* START Task material *

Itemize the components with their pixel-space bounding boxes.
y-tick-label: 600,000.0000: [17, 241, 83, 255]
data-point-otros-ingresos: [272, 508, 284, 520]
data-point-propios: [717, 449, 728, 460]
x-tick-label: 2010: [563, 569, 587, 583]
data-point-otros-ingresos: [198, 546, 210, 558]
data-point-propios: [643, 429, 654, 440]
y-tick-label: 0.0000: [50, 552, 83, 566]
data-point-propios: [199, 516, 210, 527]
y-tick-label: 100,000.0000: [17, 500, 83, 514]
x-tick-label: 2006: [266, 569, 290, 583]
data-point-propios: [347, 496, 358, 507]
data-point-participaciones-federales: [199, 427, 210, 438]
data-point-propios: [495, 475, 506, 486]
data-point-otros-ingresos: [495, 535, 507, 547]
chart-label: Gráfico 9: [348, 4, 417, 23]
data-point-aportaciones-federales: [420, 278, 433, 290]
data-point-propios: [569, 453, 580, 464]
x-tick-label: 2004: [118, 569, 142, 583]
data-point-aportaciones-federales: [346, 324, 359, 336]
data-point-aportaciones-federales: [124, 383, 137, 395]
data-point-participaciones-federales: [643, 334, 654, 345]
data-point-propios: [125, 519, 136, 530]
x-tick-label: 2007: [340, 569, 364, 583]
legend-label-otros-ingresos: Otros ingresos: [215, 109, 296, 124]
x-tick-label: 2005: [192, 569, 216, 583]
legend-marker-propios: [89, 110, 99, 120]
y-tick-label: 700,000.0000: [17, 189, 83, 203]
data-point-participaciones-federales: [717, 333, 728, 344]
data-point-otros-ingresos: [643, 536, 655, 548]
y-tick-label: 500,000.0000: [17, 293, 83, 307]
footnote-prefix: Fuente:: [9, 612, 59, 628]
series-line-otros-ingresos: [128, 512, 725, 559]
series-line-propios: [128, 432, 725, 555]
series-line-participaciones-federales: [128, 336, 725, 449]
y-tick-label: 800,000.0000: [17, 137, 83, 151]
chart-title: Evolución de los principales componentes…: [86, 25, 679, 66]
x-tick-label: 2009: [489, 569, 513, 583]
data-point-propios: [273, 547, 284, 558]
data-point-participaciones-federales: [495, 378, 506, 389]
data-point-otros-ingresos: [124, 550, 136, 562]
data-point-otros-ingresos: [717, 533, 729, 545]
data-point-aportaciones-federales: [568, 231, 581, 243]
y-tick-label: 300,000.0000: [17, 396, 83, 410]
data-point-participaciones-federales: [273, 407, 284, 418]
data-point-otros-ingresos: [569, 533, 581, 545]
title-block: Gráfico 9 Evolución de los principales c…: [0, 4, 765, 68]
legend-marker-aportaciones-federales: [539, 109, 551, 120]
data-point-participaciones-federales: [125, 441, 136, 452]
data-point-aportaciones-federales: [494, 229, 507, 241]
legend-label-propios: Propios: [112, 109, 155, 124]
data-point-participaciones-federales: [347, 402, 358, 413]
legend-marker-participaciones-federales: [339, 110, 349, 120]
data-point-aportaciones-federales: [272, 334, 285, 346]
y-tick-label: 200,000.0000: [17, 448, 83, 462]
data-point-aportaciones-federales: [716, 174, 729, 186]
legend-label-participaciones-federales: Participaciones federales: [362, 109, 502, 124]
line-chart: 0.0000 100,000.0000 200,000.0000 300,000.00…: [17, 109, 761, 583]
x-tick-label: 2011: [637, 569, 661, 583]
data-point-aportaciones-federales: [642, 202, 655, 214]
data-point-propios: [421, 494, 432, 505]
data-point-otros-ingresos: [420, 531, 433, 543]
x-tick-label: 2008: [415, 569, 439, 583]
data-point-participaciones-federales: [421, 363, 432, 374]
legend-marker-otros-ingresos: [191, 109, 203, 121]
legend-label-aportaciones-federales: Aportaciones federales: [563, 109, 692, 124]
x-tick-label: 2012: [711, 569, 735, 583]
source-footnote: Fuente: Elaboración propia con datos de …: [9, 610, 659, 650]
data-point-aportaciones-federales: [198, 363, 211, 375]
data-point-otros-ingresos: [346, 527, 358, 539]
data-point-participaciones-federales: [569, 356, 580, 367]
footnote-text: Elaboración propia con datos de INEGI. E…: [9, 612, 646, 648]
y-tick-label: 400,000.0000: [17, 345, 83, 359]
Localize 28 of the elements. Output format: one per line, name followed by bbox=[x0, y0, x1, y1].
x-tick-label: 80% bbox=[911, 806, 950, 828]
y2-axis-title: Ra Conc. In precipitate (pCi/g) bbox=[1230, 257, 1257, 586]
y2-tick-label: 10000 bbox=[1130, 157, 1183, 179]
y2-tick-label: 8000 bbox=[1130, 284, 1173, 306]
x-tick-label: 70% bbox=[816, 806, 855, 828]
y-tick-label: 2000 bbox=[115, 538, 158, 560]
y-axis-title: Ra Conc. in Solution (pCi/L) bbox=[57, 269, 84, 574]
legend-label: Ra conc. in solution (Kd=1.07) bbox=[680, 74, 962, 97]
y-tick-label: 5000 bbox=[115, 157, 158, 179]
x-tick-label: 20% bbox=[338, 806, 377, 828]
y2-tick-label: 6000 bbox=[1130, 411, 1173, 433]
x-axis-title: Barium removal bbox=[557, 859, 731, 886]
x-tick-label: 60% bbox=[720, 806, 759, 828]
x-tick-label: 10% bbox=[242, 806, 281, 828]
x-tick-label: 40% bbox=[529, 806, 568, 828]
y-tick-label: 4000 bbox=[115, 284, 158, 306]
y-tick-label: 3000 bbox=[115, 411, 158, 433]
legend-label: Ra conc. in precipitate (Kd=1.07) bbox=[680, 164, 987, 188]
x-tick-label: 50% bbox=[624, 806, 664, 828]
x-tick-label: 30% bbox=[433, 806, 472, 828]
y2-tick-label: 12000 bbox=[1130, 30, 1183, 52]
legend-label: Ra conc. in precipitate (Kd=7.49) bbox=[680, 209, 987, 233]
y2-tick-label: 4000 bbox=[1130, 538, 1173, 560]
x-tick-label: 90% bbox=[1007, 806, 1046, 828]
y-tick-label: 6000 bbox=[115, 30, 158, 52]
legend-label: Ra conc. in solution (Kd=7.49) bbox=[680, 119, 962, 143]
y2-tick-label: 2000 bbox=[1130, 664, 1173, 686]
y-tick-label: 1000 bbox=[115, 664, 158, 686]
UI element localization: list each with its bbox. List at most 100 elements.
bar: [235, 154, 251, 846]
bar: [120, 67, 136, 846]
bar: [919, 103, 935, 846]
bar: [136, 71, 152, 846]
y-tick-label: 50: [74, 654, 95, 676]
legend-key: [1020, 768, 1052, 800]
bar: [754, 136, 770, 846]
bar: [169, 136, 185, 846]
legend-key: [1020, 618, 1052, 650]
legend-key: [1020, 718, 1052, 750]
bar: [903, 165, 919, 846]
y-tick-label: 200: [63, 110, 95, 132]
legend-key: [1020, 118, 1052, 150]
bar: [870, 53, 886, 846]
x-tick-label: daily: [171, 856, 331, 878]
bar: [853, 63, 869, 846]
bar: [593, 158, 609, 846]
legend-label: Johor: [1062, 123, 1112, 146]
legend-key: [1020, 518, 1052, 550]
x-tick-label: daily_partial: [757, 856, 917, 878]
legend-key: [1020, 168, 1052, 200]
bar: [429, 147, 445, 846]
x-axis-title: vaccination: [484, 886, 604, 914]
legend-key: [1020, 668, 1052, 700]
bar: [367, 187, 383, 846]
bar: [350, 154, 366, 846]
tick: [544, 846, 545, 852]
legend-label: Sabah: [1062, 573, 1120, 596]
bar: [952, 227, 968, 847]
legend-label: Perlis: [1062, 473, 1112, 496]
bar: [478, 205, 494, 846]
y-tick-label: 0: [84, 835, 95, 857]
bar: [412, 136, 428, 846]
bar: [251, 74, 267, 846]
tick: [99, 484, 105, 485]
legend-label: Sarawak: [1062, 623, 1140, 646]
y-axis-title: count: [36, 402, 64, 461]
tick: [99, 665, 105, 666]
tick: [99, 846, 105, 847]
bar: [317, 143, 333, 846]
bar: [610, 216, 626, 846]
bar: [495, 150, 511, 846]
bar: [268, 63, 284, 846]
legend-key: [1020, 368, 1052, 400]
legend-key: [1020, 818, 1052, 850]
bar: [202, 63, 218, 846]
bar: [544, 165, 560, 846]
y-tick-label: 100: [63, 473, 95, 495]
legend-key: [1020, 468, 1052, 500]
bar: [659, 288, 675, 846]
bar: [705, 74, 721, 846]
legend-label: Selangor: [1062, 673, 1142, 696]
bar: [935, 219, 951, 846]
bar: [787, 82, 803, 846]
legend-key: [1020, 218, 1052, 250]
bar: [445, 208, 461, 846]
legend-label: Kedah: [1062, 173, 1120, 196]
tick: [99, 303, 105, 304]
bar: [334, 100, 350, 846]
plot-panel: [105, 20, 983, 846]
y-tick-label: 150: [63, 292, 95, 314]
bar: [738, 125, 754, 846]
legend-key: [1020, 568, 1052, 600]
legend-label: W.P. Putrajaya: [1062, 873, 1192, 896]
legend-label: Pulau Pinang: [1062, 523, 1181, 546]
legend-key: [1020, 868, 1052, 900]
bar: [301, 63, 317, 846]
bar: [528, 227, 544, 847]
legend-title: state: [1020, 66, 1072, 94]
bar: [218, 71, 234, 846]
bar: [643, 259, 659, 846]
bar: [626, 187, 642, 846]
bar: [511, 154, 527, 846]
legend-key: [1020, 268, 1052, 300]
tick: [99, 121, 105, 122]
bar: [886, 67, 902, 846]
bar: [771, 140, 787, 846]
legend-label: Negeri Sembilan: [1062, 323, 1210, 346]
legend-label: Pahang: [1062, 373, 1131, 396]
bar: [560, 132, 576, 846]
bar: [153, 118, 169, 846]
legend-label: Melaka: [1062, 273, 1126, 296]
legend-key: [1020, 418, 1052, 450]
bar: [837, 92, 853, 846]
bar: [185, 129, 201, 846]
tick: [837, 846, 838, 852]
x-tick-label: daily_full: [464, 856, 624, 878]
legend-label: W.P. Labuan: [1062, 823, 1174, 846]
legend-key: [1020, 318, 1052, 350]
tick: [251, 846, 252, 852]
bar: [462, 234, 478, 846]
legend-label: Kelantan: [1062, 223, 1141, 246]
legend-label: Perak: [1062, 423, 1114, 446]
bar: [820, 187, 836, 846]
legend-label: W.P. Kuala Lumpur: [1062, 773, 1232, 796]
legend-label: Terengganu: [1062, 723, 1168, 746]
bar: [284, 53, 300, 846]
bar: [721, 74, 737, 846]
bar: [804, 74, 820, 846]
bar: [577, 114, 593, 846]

* END Task material *

## Work to complete
Count the rows in the items above that contain the string "line", treating uppercase and lowercase as different, and report only that number.

## Response to this task
5